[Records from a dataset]

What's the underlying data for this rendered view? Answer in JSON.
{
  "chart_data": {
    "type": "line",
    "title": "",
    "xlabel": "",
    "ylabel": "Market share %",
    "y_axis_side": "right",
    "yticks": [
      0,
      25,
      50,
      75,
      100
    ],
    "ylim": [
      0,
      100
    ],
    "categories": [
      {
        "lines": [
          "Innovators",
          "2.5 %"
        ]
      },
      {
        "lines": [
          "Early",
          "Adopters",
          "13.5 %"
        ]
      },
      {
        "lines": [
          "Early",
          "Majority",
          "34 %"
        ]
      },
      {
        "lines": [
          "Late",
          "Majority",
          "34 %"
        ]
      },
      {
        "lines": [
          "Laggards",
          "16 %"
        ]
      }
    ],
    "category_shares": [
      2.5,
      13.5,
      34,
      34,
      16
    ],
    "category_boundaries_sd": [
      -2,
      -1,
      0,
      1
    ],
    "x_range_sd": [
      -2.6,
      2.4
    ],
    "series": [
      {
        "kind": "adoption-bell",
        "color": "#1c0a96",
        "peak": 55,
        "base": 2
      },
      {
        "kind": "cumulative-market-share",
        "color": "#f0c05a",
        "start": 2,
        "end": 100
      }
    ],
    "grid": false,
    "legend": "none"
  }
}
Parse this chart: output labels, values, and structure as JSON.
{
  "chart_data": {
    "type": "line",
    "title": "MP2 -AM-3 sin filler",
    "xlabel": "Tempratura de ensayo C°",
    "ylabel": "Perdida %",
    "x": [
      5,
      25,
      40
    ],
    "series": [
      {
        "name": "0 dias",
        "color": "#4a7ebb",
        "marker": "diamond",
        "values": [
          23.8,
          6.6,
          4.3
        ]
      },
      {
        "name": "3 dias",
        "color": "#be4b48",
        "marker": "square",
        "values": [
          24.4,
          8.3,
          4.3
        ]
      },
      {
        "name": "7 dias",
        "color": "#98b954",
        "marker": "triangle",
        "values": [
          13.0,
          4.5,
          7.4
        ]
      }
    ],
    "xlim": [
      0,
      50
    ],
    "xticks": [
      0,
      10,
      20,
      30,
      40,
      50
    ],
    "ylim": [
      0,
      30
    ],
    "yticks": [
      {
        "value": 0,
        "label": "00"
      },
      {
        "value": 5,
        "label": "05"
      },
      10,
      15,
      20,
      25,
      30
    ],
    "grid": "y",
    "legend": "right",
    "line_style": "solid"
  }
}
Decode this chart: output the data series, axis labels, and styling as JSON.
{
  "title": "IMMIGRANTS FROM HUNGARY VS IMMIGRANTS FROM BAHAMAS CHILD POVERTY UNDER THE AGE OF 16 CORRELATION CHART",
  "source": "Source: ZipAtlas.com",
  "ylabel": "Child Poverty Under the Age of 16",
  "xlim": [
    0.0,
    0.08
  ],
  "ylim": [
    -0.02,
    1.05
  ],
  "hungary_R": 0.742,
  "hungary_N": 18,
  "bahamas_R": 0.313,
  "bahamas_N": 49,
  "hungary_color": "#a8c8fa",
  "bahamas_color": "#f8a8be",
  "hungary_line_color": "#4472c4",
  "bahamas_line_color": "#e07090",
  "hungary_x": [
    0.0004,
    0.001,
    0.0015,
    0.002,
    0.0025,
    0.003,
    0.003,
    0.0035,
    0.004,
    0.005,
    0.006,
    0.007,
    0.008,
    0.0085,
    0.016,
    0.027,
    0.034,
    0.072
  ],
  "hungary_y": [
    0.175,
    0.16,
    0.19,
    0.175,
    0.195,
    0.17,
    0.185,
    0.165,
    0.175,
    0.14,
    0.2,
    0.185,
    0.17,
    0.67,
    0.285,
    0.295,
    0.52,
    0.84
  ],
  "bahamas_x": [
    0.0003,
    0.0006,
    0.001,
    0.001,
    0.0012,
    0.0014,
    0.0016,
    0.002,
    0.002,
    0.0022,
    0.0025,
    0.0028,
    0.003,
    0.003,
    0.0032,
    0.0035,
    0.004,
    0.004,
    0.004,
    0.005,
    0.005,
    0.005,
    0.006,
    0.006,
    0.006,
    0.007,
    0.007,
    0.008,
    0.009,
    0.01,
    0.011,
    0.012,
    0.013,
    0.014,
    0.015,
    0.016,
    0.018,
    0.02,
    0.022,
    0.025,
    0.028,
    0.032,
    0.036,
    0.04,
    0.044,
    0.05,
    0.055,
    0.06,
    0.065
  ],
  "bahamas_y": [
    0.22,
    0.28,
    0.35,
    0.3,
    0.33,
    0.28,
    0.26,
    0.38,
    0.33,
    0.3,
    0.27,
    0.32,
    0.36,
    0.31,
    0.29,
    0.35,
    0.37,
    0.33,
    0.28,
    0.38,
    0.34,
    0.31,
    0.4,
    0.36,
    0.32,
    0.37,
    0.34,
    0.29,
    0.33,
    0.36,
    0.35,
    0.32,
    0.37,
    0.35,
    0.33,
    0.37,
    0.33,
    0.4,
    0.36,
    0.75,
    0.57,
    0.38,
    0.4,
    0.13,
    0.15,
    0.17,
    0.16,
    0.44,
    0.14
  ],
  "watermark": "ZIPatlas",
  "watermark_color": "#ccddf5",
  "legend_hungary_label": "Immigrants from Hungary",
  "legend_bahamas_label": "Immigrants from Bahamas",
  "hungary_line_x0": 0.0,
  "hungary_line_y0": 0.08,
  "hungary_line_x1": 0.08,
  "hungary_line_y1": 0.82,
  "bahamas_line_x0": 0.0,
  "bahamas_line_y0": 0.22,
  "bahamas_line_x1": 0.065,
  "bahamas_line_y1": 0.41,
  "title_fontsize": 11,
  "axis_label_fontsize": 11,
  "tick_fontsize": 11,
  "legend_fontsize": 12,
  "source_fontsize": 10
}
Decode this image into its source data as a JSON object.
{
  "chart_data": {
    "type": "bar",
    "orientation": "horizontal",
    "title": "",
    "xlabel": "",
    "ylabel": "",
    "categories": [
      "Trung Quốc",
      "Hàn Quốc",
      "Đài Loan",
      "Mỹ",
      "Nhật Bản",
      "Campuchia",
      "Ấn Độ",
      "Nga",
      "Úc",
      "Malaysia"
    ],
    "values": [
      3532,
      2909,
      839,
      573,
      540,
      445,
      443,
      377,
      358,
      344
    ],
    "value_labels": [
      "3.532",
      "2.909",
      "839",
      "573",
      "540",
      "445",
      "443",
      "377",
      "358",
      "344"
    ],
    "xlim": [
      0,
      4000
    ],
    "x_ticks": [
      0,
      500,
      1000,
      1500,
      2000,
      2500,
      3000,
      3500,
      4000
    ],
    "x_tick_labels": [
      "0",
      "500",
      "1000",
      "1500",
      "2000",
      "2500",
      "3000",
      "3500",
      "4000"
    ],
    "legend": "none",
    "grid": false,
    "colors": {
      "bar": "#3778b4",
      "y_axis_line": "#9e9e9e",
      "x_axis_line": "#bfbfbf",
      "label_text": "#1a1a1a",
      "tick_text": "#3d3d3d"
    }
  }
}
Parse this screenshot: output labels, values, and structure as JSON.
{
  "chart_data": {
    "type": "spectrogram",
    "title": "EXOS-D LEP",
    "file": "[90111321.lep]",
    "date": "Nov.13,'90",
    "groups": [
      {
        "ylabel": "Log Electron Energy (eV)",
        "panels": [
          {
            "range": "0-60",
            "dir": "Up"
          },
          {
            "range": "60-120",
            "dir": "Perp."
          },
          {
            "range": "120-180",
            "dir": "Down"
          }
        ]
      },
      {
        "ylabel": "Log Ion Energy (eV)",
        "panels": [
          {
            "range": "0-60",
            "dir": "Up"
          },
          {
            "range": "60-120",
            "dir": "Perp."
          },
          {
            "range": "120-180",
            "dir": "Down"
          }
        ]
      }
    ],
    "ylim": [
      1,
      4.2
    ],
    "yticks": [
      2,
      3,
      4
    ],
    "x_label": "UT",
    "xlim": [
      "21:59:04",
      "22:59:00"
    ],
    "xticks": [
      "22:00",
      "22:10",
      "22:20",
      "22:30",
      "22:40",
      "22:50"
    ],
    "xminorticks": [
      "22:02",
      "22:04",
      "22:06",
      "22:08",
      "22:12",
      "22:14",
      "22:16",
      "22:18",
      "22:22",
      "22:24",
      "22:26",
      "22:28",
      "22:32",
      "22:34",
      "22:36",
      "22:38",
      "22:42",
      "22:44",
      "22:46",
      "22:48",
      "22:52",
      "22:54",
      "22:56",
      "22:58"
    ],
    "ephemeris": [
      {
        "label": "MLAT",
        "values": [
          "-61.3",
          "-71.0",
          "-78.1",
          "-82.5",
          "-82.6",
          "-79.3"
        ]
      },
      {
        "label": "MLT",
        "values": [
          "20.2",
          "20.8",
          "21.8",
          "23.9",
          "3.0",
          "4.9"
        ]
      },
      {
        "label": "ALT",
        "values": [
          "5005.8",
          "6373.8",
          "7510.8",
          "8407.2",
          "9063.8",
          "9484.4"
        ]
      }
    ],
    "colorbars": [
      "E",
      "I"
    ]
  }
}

▸ **DIRECTIONS FOR THIS TASK**: Look over the listing above. Pick out and copy every line that includes "Parse".

▸ **WRITTEN SOLUTION**:
Parse this chart: output labels, values, and structure as JSON.
Parse this screenshot: output labels, values, and structure as JSON.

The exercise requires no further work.